[Stored entries]
..............................

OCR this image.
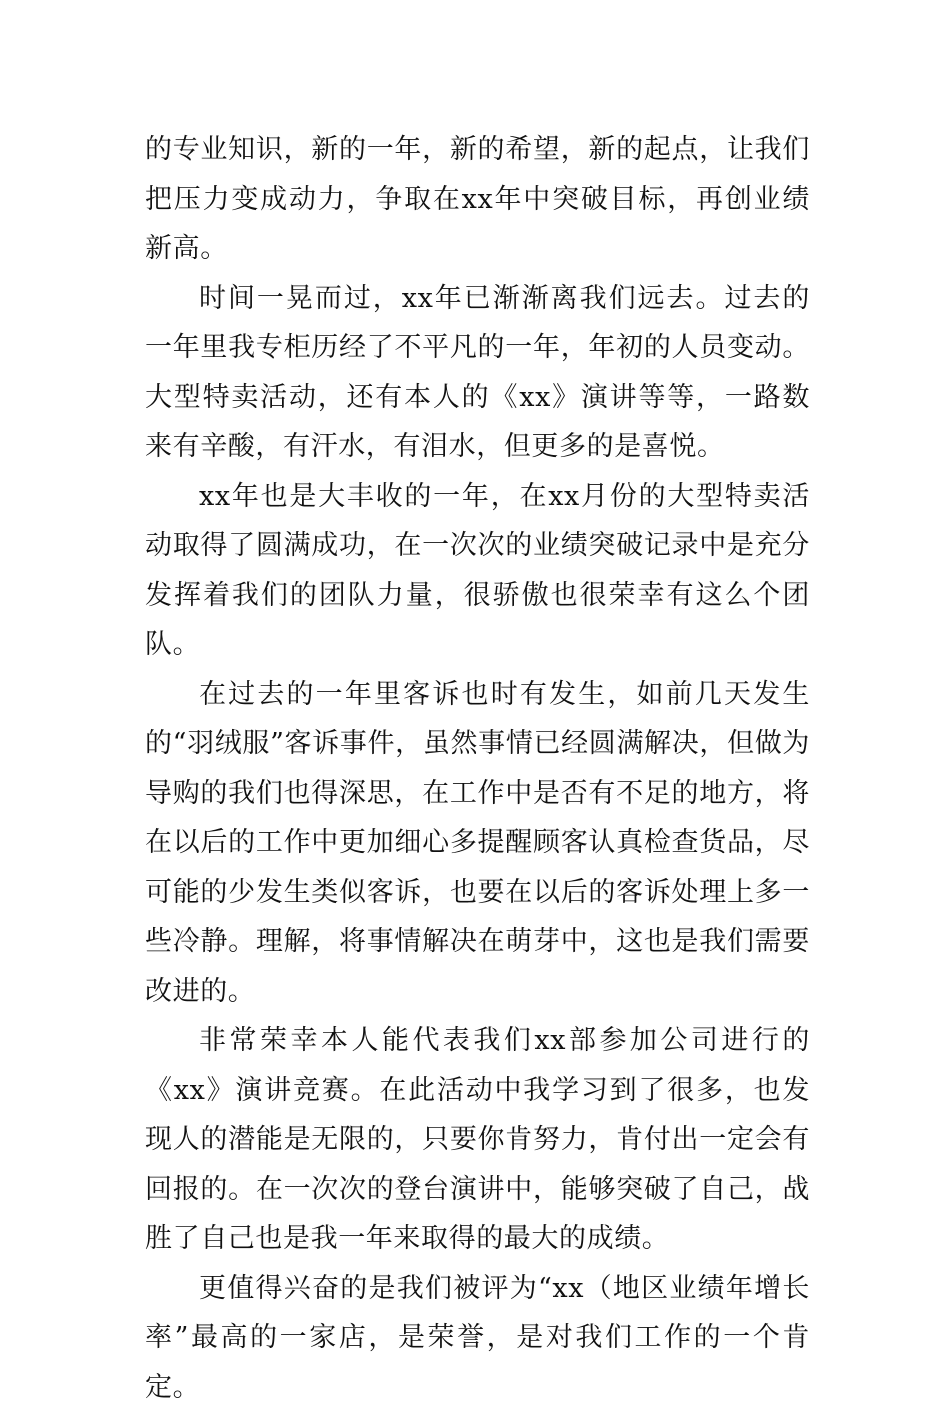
的专业知识，新的一年，新的希望，新的起点，让我们把压力变成动力，争取在xx年中突破目标，再创业绩新高。

时间一晃而过，xx年已渐渐离我们远去。过去的一年里我专柜历经了不平凡的一年，年初的人员变动。大型特卖活动，还有本人的《xx》演讲等等，一路数来有辛酸，有汗水，有泪水，但更多的是喜悦。

xx年也是大丰收的一年，在xx月份的大型特卖活动取得了圆满成功，在一次次的业绩突破记录中是充分发挥着我们的团队力量，很骄傲也很荣幸有这么个团队。

在过去的一年里客诉也时有发生，如前几天发生的“羽绒服”客诉事件，虽然事情已经圆满解决，但做为导购的我们也得深思，在工作中是否有不足的地方，将在以后的工作中更加细心多提醒顾客认真检查货品，尽可能的少发生类似客诉，也要在以后的客诉处理上多一些冷静。理解，将事情解决在萌芽中，这也是我们需要改进的。

非常荣幸本人能代表我们xx部参加公司进行的《xx》演讲竞赛。在此活动中我学习到了很多，也发现人的潜能是无限的，只要你肯努力，肯付出一定会有回报的。在一次次的登台演讲中，能够突破了自己，战胜了自己也是我一年来取得的最大的成绩。

更值得兴奋的是我们被评为“xx（地区业绩年增长率”最高的一家店，是荣誉，是对我们工作的一个肯定。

..............................

- [Exercise goal]: Each record above must be returned exactly as written, with its pictures omitted.

- [Exercise answer]:
OCR this image.
的专业知识，新的一年，新的希望，新的起点，让我们把压力变成动力，争取在xx年中突破目标，再创业绩新高。

时间一晃而过，xx年已渐渐离我们远去。过去的一年里我专柜历经了不平凡的一年，年初的人员变动。大型特卖活动，还有本人的《xx》演讲等等，一路数来有辛酸，有汗水，有泪水，但更多的是喜悦。

xx年也是大丰收的一年，在xx月份的大型特卖活动取得了圆满成功，在一次次的业绩突破记录中是充分发挥着我们的团队力量，很骄傲也很荣幸有这么个团队。

在过去的一年里客诉也时有发生，如前几天发生的“羽绒服”客诉事件，虽然事情已经圆满解决，但做为导购的我们也得深思，在工作中是否有不足的地方，将在以后的工作中更加细心多提醒顾客认真检查货品，尽可能的少发生类似客诉，也要在以后的客诉处理上多一些冷静。理解，将事情解决在萌芽中，这也是我们需要改进的。

非常荣幸本人能代表我们xx部参加公司进行的《xx》演讲竞赛。在此活动中我学习到了很多，也发现人的潜能是无限的，只要你肯努力，肯付出一定会有回报的。在一次次的登台演讲中，能够突破了自己，战胜了自己也是我一年来取得的最大的成绩。

更值得兴奋的是我们被评为“xx（地区业绩年增长率”最高的一家店，是荣誉，是对我们工作的一个肯定。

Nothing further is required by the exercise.